Records from a collection:
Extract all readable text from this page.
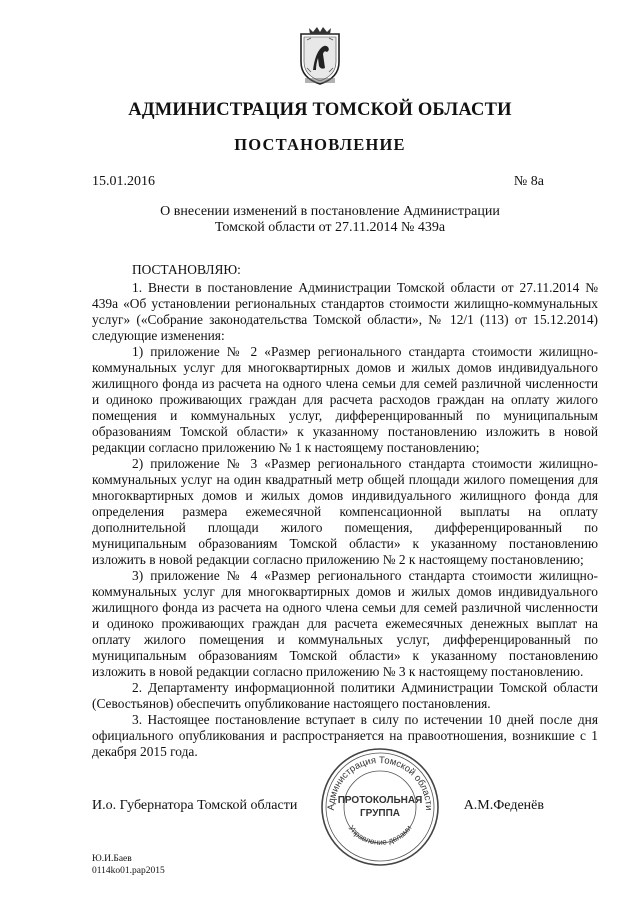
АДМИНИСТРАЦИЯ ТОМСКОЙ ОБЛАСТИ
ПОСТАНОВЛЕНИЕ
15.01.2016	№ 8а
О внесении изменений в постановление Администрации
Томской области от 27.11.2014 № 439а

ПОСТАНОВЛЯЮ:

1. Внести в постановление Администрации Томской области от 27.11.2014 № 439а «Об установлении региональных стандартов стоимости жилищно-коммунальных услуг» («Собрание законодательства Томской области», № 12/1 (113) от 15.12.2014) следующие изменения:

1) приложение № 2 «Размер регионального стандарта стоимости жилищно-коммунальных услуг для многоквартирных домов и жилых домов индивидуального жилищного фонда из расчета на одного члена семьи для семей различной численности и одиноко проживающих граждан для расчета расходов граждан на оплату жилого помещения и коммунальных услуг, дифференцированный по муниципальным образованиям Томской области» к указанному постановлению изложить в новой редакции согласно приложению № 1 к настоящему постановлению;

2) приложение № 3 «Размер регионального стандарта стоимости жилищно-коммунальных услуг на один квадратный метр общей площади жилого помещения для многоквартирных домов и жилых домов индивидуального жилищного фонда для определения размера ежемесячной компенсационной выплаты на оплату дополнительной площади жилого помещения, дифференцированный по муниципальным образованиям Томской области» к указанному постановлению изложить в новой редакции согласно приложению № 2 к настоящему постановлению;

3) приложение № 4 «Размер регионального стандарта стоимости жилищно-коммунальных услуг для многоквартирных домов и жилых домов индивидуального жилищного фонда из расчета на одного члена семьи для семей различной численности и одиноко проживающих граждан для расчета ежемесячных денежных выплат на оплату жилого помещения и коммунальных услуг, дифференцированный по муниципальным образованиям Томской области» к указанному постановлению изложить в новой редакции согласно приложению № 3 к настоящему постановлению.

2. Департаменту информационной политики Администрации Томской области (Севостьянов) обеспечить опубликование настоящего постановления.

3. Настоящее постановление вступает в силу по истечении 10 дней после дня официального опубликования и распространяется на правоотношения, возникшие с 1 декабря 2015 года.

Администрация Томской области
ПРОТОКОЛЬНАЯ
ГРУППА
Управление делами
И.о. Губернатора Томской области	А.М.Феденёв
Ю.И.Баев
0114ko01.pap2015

--

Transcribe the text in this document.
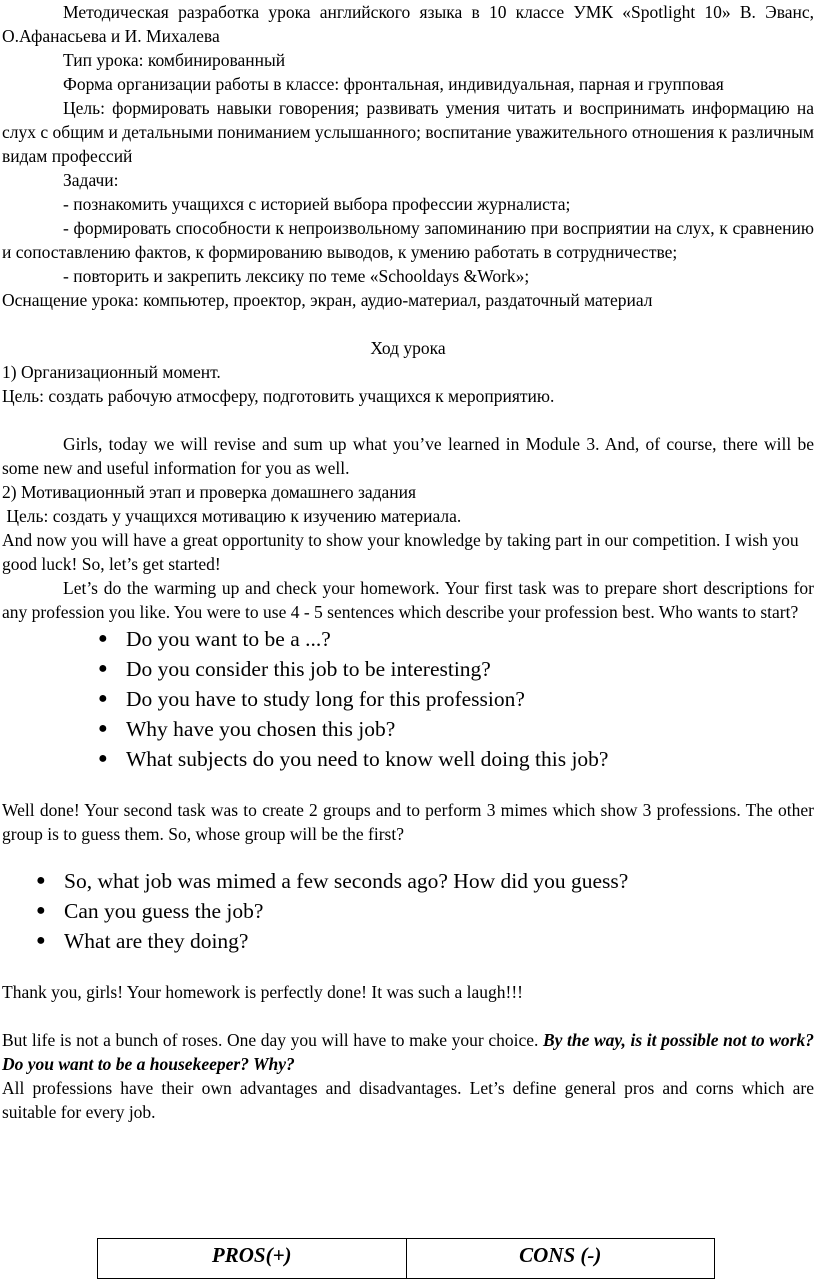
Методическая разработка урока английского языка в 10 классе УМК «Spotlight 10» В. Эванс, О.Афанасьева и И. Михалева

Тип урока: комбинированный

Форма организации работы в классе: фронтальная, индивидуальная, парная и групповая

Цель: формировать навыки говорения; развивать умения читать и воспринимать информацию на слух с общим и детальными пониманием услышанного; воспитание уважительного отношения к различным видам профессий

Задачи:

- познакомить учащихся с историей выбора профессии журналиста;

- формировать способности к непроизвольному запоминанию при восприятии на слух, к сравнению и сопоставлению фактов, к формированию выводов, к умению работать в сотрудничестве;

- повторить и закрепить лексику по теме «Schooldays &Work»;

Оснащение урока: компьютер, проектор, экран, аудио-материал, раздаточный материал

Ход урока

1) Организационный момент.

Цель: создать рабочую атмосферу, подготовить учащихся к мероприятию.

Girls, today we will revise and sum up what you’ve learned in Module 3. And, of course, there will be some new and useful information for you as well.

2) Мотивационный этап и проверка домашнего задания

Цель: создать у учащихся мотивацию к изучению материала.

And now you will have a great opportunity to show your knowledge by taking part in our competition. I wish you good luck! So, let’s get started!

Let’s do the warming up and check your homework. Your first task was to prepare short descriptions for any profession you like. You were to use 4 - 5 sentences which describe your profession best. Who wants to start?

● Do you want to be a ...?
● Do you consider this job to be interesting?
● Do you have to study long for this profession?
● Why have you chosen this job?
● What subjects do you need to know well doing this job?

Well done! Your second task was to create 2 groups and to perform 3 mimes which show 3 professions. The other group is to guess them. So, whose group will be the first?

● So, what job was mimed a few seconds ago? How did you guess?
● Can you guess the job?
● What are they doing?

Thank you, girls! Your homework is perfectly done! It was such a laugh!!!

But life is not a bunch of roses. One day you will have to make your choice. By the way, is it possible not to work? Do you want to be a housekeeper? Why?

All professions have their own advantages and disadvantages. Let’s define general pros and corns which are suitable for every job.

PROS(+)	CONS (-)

---

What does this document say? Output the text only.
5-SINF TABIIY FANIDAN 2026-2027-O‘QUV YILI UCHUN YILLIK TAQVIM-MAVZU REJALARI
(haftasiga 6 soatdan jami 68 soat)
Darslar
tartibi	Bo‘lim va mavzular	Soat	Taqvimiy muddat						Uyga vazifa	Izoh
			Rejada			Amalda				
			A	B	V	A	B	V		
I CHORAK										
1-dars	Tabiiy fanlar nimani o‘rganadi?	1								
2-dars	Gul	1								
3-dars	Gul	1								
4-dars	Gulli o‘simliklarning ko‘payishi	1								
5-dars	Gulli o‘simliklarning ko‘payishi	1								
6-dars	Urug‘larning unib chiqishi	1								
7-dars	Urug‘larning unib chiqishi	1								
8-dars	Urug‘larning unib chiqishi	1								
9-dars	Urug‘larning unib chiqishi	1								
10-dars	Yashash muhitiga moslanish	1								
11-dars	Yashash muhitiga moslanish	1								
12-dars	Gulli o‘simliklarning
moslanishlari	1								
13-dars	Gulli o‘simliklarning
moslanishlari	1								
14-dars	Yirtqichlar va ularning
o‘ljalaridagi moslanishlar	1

### SET PROBLEM
Pull out all lines from the listing that contain the string "Yashash".

### SOLUTION
10-dars	Yashash muhitiga moslanish	1								
11-dars	Yashash muhitiga moslanish	1								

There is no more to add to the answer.